--- START OF INFORMATION PROVIDED ---

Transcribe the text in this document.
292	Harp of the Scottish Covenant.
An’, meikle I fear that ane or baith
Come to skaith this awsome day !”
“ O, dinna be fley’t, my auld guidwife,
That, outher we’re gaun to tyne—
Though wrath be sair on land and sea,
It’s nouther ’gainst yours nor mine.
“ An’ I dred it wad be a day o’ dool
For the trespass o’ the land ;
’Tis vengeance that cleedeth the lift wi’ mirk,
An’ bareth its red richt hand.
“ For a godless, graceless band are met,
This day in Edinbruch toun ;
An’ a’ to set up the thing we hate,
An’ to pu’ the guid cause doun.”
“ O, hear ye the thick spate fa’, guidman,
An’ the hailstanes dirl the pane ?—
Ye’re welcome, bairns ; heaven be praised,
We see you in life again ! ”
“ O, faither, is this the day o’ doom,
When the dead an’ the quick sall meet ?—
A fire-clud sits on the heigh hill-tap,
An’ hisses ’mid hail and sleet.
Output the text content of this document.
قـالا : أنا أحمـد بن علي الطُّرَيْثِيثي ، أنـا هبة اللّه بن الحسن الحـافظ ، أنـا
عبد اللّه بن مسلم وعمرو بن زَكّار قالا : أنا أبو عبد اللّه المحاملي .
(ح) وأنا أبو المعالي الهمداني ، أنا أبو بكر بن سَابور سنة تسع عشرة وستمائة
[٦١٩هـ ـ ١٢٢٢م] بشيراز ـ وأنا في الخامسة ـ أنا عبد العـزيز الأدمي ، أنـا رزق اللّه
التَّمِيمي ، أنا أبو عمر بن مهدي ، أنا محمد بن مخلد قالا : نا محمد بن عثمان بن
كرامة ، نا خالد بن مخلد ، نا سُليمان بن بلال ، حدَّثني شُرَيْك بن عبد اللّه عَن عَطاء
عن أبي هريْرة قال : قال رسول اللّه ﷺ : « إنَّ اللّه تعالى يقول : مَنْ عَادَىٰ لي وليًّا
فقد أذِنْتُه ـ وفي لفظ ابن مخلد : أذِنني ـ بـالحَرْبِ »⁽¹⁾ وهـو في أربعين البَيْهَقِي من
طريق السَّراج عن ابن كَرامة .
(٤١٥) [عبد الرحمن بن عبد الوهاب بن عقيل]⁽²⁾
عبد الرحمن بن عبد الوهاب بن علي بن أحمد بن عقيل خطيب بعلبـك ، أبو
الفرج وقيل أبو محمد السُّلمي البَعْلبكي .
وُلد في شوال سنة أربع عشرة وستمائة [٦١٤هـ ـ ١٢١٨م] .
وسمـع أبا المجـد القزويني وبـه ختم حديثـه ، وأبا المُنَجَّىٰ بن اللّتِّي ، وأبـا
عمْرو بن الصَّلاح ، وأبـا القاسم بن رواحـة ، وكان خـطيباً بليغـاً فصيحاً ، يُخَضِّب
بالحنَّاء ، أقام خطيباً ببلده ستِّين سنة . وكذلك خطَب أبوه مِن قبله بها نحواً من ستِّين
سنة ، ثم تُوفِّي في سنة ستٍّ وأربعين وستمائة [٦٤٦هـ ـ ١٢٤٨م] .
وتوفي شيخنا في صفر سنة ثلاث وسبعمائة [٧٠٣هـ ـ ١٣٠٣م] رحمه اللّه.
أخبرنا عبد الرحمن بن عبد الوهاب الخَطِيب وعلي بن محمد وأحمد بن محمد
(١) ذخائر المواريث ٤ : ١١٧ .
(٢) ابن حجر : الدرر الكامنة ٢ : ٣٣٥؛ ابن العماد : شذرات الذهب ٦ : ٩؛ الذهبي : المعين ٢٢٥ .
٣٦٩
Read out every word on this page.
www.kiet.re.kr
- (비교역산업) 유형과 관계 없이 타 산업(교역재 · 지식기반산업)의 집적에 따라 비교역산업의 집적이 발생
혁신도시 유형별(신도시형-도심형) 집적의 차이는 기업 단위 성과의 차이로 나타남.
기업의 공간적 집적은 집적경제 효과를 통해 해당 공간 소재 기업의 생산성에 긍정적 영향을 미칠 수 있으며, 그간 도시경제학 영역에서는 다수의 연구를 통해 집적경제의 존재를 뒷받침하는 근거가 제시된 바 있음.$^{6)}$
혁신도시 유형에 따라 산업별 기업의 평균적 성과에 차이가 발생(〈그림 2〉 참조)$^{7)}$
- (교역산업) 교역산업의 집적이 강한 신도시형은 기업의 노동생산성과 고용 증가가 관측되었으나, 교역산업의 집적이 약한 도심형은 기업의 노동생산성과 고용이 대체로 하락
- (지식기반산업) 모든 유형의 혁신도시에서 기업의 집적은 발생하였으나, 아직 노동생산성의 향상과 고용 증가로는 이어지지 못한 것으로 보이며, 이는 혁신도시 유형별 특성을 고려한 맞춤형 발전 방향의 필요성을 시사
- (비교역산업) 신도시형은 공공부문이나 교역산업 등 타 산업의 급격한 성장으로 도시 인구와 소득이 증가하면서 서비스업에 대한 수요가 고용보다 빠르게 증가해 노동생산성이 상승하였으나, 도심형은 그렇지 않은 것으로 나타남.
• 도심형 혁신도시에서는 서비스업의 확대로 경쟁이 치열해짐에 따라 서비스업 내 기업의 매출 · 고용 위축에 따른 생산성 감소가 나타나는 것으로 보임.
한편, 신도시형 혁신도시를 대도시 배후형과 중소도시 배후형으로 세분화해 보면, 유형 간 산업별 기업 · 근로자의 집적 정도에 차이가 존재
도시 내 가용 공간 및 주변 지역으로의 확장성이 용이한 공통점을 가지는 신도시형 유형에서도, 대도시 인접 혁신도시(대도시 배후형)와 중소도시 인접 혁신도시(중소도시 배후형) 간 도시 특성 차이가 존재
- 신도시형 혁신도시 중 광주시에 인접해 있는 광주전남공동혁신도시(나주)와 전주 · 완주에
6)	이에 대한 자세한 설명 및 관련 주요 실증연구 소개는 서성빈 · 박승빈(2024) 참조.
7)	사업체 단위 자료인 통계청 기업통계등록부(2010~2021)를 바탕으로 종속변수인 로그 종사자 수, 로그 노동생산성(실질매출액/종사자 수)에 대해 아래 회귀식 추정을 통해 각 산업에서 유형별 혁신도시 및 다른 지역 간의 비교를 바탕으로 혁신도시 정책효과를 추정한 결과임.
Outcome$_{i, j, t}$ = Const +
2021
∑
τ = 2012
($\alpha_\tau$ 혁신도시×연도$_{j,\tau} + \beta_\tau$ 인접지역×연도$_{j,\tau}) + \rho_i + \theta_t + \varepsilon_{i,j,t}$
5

--- END OF INFORMATION PROVIDED ---

**DIRECTIONS FOR THIS TASK**
Tally up the lines in the records containing the word "عقيل", then give the count and nothing else.

**FINISHED TASK**
2